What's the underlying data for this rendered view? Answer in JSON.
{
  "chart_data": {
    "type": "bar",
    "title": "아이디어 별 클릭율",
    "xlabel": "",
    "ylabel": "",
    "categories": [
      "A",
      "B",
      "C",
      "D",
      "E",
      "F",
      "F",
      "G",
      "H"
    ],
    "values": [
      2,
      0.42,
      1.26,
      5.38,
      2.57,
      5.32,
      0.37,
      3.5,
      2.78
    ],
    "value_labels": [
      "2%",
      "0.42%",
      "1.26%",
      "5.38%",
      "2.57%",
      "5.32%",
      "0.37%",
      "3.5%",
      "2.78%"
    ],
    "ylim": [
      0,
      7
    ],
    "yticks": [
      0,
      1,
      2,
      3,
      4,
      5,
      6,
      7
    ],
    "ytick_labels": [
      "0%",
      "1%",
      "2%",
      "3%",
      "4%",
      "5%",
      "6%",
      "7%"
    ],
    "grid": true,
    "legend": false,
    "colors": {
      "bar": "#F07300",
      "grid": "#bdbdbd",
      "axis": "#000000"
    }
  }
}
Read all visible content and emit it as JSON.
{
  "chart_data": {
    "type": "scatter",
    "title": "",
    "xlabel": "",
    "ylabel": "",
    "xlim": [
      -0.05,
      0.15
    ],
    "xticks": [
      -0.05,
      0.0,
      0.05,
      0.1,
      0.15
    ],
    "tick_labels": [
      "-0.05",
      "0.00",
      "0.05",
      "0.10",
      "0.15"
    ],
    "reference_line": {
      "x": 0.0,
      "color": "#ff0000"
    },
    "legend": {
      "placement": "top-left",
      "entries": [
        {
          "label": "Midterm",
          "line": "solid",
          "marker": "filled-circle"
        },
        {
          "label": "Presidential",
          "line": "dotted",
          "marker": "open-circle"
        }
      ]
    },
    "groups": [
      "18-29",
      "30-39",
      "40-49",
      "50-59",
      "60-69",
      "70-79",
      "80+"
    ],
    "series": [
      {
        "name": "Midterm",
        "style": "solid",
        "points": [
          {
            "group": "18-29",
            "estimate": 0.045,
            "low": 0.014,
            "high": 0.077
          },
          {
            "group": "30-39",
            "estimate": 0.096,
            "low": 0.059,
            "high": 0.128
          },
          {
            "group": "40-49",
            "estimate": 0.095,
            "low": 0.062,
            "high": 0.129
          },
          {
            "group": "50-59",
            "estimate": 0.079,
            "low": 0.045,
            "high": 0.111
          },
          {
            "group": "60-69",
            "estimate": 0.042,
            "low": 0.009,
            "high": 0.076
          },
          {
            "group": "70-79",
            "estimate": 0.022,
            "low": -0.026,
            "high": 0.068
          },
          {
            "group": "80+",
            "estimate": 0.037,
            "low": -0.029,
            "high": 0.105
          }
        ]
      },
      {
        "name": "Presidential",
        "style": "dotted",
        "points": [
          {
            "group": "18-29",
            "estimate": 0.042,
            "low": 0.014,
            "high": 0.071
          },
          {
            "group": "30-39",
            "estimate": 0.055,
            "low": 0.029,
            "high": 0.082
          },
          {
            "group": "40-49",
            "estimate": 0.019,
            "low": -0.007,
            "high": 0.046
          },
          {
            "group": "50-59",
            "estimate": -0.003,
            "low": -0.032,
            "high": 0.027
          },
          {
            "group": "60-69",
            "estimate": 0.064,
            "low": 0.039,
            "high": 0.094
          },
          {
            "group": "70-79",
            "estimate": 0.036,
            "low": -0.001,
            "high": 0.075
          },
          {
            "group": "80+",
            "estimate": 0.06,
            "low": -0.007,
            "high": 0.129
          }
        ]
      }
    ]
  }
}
^^^^^^^^^^^^^^^^
### [What the task asks]
Each line above must be reproduced exactly as it stands.

### [Solution]
What's the underlying data for this rendered view? Answer in JSON.
{
  "chart_data": {
    "type": "bar",
    "title": "아이디어 별 클릭율",
    "xlabel": "",
    "ylabel": "",
    "categories": [
      "A",
      "B",
      "C",
      "D",
      "E",
      "F",
      "F",
      "G",
      "H"
    ],
    "values": [
      2,
      0.42,
      1.26,
      5.38,
      2.57,
      5.32,
      0.37,
      3.5,
      2.78
    ],
    "value_labels": [
      "2%",
      "0.42%",
      "1.26%",
      "5.38%",
      "2.57%",
      "5.32%",
      "0.37%",
      "3.5%",
      "2.78%"
    ],
    "ylim": [
      0,
      7
    ],
    "yticks": [
      0,
      1,
      2,
      3,
      4,
      5,
      6,
      7
    ],
    "ytick_labels": [
      "0%",
      "1%",
      "2%",
      "3%",
      "4%",
      "5%",
      "6%",
      "7%"
    ],
    "grid": true,
    "legend": false,
    "colors": {
      "bar": "#F07300",
      "grid": "#bdbdbd",
      "axis": "#000000"
    }
  }
}
Read all visible content and emit it as JSON.
{
  "chart_data": {
    "type": "scatter",
    "title": "",
    "xlabel": "",
    "ylabel": "",
    "xlim": [
      -0.05,
      0.15
    ],
    "xticks": [
      -0.05,
      0.0,
      0.05,
      0.1,
      0.15
    ],
    "tick_labels": [
      "-0.05",
      "0.00",
      "0.05",
      "0.10",
      "0.15"
    ],
    "reference_line": {
      "x": 0.0,
      "color": "#ff0000"
    },
    "legend": {
      "placement": "top-left",
      "entries": [
        {
          "label": "Midterm",
          "line": "solid",
          "marker": "filled-circle"
        },
        {
          "label": "Presidential",
          "line": "dotted",
          "marker": "open-circle"
        }
      ]
    },
    "groups": [
      "18-29",
      "30-39",
      "40-49",
      "50-59",
      "60-69",
      "70-79",
      "80+"
    ],
    "series": [
      {
        "name": "Midterm",
        "style": "solid",
        "points": [
          {
            "group": "18-29",
            "estimate": 0.045,
            "low": 0.014,
            "high": 0.077
          },
          {
            "group": "30-39",
            "estimate": 0.096,
            "low": 0.059,
            "high": 0.128
          },
          {
            "group": "40-49",
            "estimate": 0.095,
            "low": 0.062,
            "high": 0.129
          },
          {
            "group": "50-59",
            "estimate": 0.079,
            "low": 0.045,
            "high": 0.111
          },
          {
            "group": "60-69",
            "estimate": 0.042,
            "low": 0.009,
            "high": 0.076
          },
          {
            "group": "70-79",
            "estimate": 0.022,
            "low": -0.026,
            "high": 0.068
          },
          {
            "group": "80+",
            "estimate": 0.037,
            "low": -0.029,
            "high": 0.105
          }
        ]
      },
      {
        "name": "Presidential",
        "style": "dotted",
        "points": [
          {
            "group": "18-29",
            "estimate": 0.042,
            "low": 0.014,
            "high": 0.071
          },
          {
            "group": "30-39",
            "estimate": 0.055,
            "low": 0.029,
            "high": 0.082
          },
          {
            "group": "40-49",
            "estimate": 0.019,
            "low": -0.007,
            "high": 0.046
          },
          {
            "group": "50-59",
            "estimate": -0.003,
            "low": -0.032,
            "high": 0.027
          },
          {
            "group": "60-69",
            "estimate": 0.064,
            "low": 0.039,
            "high": 0.094
          },
          {
            "group": "70-79",
            "estimate": 0.036,
            "low": -0.001,
            "high": 0.075
          },
          {
            "group": "80+",
            "estimate": 0.06,
            "low": -0.007,
            "high": 0.129
          }
        ]
      }
    ]
  }
}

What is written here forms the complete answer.